WORK TO DO: Look through the listing and locate every line containing the word "cars"; copy those lines.

DATA:
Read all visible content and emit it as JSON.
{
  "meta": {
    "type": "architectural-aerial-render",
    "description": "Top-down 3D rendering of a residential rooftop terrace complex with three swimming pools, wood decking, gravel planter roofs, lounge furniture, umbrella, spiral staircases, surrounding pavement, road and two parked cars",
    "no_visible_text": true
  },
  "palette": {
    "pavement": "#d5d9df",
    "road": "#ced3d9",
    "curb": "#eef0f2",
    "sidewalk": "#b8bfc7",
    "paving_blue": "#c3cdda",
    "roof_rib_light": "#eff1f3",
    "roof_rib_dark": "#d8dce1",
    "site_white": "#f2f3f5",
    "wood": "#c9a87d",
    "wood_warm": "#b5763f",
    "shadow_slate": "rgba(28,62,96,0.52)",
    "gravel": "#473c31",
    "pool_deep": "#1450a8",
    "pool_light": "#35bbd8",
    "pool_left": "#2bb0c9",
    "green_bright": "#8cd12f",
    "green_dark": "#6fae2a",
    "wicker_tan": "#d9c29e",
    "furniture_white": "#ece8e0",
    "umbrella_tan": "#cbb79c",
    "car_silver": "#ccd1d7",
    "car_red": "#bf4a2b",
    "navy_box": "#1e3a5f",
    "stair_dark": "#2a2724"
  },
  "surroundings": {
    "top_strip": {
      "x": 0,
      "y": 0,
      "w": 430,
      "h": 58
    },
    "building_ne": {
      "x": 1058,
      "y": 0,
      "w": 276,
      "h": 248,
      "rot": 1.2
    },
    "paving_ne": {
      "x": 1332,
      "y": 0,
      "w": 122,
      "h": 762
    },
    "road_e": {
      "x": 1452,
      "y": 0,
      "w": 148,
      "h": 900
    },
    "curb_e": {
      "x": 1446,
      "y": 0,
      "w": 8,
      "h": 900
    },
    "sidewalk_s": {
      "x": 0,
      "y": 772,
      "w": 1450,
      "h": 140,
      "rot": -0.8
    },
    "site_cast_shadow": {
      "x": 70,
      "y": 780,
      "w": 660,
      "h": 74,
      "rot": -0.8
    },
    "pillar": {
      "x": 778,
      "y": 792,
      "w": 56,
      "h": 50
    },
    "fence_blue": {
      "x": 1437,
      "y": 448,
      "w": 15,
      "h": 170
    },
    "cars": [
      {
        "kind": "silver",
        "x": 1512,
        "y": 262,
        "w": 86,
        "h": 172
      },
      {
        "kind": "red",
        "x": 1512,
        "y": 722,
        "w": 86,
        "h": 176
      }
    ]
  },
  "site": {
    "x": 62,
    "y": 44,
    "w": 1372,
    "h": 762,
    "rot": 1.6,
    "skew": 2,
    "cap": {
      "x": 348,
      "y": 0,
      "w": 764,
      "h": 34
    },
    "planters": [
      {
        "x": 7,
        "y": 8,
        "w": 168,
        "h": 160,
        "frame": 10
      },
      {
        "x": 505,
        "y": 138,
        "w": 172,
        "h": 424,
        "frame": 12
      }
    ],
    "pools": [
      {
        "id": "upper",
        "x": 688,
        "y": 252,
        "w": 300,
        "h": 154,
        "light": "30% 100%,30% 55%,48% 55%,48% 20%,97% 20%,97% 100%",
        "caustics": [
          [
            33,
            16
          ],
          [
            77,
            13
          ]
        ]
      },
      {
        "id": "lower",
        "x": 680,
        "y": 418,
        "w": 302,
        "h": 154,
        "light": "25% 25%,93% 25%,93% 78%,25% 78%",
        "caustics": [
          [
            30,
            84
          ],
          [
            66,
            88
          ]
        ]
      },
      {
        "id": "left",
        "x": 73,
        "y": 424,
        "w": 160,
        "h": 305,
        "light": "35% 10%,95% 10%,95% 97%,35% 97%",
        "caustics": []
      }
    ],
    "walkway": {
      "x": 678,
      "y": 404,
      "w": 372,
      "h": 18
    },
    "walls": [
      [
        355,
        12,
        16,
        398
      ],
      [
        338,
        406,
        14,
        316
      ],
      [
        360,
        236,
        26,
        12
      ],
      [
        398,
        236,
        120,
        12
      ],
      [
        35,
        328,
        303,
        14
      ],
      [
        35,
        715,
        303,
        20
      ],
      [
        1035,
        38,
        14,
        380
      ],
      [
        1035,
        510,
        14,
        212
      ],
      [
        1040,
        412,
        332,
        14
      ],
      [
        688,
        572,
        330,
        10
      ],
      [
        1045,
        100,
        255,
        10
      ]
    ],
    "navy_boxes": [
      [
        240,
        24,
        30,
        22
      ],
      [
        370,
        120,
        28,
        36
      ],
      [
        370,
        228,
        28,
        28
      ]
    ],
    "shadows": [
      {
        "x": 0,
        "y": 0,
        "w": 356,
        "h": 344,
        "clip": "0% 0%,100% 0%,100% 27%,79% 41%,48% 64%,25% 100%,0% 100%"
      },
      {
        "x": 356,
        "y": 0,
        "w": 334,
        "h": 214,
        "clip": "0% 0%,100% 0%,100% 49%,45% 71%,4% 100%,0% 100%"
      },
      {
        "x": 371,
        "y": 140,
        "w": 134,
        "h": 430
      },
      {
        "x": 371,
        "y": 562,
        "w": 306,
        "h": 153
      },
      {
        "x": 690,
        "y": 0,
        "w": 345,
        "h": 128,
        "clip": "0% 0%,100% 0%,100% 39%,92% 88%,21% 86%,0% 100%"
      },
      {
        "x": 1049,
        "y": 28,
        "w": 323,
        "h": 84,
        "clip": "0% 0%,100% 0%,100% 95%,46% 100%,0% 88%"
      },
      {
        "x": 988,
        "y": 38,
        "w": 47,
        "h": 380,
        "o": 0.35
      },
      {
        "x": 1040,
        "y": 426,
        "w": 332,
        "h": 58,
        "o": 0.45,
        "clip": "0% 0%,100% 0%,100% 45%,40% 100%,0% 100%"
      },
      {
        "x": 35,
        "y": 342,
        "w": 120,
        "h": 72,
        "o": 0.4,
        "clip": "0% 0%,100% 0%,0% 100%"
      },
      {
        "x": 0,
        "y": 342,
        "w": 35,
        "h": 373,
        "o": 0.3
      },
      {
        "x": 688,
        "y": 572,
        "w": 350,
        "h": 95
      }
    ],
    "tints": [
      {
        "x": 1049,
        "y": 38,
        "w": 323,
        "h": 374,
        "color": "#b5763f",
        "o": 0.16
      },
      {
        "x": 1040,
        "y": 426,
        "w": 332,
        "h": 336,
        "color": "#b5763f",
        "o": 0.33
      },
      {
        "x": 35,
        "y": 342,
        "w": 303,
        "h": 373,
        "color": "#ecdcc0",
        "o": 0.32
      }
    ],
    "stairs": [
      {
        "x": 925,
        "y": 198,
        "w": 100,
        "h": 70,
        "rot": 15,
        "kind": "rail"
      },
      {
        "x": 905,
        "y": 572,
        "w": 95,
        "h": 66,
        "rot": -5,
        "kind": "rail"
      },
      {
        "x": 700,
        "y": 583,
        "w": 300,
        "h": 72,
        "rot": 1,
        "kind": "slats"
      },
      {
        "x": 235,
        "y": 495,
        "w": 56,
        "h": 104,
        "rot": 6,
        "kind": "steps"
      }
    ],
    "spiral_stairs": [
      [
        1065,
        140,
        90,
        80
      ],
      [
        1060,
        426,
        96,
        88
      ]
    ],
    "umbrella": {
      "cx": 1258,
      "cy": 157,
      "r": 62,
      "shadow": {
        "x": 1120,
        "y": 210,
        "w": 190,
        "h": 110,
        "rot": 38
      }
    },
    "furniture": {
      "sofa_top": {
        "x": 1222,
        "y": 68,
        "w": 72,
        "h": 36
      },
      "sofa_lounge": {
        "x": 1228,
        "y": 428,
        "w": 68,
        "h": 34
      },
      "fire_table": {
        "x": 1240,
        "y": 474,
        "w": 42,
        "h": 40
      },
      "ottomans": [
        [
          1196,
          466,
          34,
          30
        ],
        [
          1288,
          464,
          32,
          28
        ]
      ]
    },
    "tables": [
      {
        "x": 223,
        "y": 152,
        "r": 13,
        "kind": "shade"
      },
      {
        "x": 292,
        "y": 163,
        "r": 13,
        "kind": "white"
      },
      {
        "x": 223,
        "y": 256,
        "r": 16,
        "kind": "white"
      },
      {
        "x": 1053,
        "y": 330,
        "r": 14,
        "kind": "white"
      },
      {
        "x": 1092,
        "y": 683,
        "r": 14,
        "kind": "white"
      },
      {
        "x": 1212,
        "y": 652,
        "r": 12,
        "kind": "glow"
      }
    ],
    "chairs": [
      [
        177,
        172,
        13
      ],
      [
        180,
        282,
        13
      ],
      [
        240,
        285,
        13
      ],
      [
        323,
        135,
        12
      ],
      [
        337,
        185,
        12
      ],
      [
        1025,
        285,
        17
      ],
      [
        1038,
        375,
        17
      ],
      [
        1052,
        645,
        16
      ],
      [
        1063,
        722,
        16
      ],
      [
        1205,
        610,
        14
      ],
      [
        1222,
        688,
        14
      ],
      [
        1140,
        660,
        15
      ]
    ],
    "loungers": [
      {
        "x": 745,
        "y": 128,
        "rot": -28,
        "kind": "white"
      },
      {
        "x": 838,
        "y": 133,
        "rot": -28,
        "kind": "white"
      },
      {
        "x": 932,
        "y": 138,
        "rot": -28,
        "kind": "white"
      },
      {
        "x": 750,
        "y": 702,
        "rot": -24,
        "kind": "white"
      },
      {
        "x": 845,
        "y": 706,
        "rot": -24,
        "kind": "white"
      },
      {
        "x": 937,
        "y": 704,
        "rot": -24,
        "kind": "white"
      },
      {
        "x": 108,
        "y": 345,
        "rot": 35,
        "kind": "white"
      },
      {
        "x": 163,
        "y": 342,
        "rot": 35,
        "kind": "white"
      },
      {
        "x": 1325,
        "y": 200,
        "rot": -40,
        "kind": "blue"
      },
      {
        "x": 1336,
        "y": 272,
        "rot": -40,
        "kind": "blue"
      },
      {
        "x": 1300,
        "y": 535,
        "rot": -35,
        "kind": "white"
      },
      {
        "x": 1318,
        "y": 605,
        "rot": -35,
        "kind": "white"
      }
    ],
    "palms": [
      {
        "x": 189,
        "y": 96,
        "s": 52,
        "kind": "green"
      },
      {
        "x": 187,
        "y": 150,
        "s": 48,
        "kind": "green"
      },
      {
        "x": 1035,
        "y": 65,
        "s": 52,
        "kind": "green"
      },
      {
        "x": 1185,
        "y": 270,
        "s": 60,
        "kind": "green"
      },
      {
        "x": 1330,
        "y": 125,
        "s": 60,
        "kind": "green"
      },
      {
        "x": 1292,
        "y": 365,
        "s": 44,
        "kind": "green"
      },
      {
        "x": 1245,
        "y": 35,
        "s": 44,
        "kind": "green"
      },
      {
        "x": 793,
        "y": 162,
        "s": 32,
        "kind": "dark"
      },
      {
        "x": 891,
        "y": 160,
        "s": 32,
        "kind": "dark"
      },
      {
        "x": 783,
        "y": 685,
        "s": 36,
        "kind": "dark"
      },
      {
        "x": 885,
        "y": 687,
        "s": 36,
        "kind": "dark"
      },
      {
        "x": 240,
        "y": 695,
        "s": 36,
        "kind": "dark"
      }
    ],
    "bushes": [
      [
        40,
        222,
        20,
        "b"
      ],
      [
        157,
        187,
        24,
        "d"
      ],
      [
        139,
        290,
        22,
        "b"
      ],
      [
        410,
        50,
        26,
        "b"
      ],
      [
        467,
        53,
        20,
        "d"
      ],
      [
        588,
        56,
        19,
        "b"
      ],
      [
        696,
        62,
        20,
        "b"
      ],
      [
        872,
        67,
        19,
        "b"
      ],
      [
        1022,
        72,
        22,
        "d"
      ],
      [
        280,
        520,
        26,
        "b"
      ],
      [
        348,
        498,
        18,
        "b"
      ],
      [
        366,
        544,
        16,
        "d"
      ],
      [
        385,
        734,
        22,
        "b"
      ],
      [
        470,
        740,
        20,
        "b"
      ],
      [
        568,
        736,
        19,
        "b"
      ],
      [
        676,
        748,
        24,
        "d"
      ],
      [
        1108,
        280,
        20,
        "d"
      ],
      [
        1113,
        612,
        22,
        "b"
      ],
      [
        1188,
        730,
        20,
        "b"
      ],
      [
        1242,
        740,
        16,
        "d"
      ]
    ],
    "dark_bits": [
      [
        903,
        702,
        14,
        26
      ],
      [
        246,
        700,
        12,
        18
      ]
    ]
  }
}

ANSWER FOR THIS EXERCISE:
    "description": "Top-down 3D rendering of a residential rooftop terrace complex with three swimming pools, wood decking, gravel planter roofs, lounge furniture, umbrella, spiral staircases, surrounding pavement, road and two parked cars",
    "cars": [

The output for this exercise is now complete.